··· INPUT DATA

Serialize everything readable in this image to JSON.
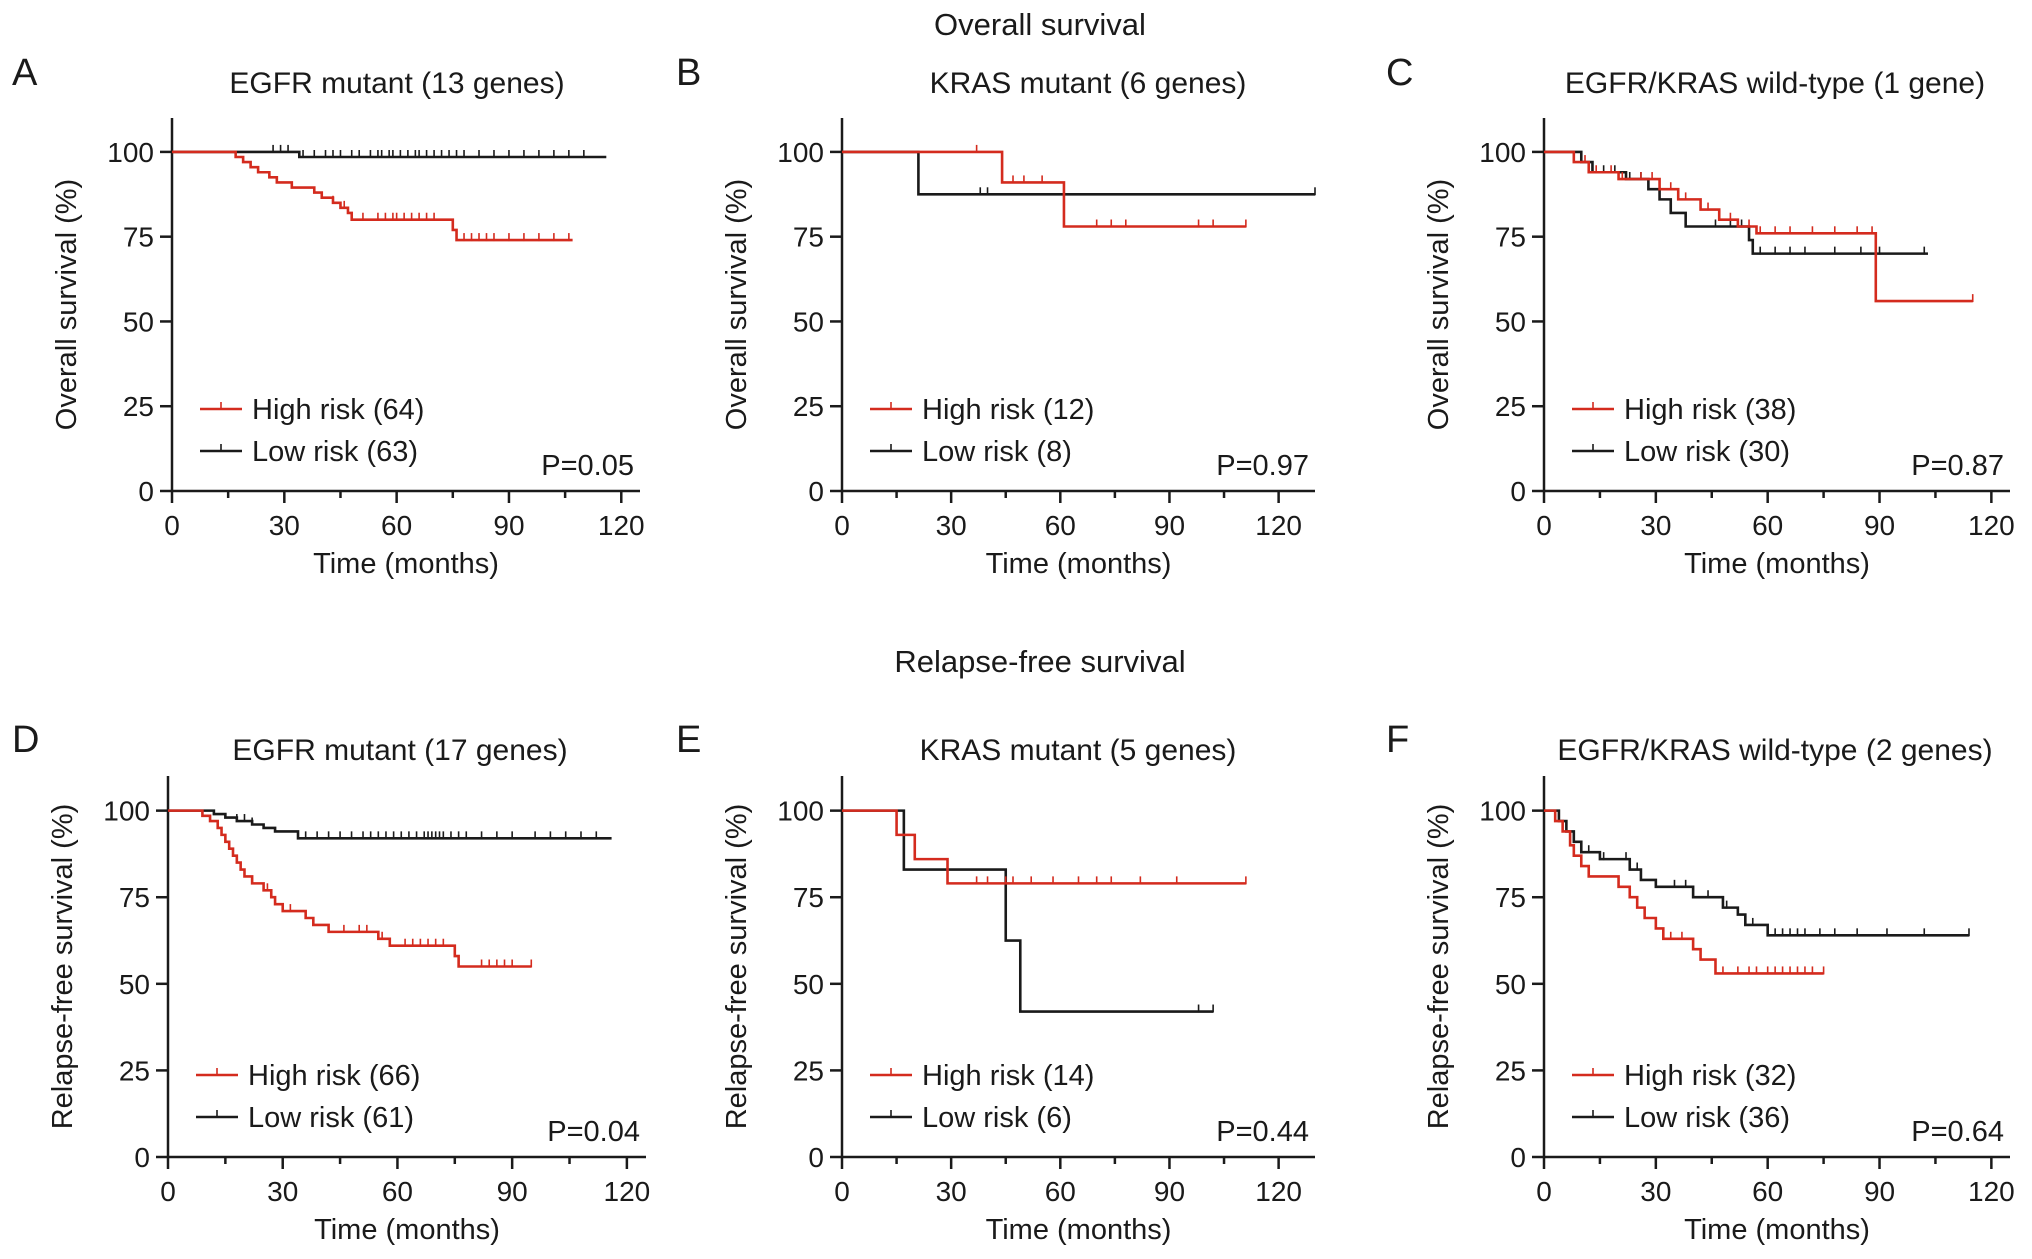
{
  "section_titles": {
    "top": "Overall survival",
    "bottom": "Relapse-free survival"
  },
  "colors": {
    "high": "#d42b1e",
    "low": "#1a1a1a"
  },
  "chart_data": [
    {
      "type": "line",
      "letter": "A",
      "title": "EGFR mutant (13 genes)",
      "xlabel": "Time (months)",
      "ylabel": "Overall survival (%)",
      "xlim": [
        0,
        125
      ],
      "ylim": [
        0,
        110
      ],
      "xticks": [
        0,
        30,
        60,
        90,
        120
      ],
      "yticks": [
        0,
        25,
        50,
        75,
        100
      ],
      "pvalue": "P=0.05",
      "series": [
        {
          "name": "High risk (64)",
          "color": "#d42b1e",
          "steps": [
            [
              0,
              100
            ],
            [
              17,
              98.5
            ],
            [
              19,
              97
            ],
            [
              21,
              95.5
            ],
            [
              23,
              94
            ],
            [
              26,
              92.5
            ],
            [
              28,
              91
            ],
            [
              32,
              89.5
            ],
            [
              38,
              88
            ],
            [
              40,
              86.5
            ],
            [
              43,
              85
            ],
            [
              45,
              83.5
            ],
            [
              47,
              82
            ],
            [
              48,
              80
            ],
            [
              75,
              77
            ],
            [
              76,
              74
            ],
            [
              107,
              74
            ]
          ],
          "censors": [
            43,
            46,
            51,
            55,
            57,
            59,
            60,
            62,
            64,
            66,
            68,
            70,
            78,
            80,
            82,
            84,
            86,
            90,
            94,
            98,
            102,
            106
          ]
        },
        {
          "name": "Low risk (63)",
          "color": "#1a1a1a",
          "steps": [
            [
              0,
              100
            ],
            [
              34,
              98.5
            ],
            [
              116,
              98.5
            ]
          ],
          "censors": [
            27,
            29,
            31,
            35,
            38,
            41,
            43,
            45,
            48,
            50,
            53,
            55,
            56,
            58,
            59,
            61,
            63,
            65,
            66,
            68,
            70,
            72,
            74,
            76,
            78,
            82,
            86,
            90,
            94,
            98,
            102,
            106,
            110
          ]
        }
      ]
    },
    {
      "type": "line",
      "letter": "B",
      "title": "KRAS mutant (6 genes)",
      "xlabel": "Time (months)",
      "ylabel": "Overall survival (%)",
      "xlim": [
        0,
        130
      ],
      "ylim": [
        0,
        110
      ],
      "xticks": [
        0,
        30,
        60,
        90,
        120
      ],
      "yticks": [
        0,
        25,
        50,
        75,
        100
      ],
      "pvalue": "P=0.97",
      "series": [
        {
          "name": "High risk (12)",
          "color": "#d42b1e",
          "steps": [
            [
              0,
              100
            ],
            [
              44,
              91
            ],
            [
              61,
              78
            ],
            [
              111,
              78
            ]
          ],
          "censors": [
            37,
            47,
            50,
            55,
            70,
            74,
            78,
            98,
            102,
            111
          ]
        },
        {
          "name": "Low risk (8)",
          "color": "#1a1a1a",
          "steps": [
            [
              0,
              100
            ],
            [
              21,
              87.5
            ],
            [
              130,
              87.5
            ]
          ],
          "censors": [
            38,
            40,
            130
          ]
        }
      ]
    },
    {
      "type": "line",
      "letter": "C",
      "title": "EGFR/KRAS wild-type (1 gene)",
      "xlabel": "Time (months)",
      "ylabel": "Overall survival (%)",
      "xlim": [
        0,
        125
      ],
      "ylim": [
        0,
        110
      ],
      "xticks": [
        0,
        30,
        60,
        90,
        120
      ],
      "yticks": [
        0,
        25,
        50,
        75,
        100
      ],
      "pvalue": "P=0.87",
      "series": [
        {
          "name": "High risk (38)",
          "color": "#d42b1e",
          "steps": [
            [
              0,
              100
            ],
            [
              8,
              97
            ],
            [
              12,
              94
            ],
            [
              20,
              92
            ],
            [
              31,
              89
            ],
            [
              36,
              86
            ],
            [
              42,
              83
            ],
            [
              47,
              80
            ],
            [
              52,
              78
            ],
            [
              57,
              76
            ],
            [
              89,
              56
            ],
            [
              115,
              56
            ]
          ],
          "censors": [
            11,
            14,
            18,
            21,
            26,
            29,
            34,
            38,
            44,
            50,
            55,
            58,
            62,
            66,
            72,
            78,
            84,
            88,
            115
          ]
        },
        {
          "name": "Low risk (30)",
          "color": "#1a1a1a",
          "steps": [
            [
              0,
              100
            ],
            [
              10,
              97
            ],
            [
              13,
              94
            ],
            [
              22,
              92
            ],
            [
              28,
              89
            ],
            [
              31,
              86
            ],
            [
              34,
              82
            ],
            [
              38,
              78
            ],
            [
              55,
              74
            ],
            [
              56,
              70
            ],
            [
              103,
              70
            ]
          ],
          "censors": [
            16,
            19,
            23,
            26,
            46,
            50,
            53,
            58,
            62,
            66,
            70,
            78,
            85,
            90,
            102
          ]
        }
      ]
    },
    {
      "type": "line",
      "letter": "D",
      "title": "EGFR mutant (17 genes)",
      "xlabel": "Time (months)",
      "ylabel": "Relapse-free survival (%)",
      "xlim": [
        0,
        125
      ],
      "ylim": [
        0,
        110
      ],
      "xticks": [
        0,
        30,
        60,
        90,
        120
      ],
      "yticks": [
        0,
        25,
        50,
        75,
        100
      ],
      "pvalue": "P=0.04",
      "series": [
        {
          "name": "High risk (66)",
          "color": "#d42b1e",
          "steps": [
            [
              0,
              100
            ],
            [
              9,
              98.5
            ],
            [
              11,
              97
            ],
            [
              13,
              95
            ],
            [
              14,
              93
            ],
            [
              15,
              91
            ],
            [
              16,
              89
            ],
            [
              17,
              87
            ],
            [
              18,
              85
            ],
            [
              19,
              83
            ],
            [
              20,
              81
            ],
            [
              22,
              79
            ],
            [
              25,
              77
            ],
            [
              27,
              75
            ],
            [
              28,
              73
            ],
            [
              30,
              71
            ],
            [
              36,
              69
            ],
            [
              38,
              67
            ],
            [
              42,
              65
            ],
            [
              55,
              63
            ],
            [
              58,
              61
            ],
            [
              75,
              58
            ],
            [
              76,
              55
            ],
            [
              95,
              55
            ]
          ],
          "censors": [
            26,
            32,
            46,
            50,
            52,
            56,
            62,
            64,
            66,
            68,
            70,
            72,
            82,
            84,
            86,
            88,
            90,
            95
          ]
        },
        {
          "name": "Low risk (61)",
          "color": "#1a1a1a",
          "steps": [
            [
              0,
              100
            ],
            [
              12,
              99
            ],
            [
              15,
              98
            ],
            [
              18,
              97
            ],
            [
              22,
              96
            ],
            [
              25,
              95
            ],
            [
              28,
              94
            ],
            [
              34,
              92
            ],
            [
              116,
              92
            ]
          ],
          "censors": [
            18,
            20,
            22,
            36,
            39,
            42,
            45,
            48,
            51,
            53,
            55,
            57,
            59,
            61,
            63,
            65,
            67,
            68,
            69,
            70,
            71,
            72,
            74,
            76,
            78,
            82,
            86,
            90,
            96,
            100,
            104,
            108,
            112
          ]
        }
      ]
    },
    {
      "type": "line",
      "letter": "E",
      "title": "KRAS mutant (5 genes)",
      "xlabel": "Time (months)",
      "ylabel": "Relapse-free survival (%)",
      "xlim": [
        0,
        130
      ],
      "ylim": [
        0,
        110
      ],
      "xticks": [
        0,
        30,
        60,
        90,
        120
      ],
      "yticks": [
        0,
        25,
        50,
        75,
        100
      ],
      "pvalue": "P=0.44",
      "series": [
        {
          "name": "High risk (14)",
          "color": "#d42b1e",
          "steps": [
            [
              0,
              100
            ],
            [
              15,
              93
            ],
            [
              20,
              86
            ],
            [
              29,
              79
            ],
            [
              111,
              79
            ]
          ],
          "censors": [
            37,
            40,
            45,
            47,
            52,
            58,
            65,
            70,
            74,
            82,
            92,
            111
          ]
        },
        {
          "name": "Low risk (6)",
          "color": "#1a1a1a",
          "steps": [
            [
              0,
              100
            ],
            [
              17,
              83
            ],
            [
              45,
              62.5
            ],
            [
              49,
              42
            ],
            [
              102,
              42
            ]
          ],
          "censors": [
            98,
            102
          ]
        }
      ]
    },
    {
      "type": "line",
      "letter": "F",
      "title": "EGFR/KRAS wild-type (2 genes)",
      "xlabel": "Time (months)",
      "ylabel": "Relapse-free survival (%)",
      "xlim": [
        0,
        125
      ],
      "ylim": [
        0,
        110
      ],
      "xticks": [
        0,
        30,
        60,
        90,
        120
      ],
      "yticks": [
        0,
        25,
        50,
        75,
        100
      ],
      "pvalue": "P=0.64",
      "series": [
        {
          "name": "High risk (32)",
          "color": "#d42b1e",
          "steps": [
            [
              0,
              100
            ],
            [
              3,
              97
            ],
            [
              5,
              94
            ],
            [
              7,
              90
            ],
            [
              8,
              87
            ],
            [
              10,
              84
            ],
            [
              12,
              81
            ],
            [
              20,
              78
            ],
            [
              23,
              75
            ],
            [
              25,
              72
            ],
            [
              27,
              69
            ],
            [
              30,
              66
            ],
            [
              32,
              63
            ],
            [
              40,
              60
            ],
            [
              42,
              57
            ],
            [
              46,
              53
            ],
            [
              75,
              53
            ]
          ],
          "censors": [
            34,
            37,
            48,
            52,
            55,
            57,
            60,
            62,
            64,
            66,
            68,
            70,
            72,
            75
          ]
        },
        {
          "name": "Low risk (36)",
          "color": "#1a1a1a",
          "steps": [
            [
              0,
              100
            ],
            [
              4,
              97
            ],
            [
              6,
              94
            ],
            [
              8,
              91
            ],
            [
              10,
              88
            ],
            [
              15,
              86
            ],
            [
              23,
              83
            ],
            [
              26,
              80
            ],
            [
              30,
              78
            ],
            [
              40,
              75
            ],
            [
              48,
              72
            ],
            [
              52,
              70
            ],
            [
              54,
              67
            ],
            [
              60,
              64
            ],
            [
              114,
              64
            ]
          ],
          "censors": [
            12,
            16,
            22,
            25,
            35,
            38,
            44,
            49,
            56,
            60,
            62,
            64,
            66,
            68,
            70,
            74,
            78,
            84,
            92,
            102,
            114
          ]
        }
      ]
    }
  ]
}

······
··· INPUT DATA

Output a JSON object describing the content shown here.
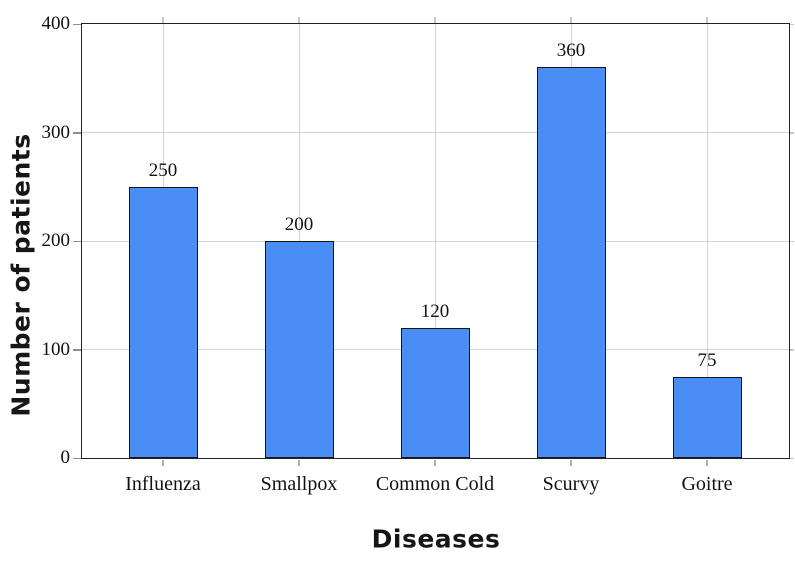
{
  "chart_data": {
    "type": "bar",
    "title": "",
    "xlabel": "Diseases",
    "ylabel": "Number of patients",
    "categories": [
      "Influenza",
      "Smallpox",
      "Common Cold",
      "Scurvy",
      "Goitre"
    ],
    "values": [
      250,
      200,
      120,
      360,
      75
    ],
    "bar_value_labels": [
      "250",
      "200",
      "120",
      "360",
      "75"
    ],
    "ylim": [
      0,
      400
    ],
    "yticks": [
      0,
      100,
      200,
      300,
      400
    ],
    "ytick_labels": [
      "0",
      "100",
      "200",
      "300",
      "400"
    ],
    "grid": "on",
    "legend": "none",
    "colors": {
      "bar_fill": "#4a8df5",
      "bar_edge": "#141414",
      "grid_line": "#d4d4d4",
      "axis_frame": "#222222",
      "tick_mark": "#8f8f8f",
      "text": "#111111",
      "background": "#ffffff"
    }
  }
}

······

_EXERCISE AIM_:
For the word "risk", say how many lines of the records above contain it. Reply with the number alone.

_ANSWER BOX_:
12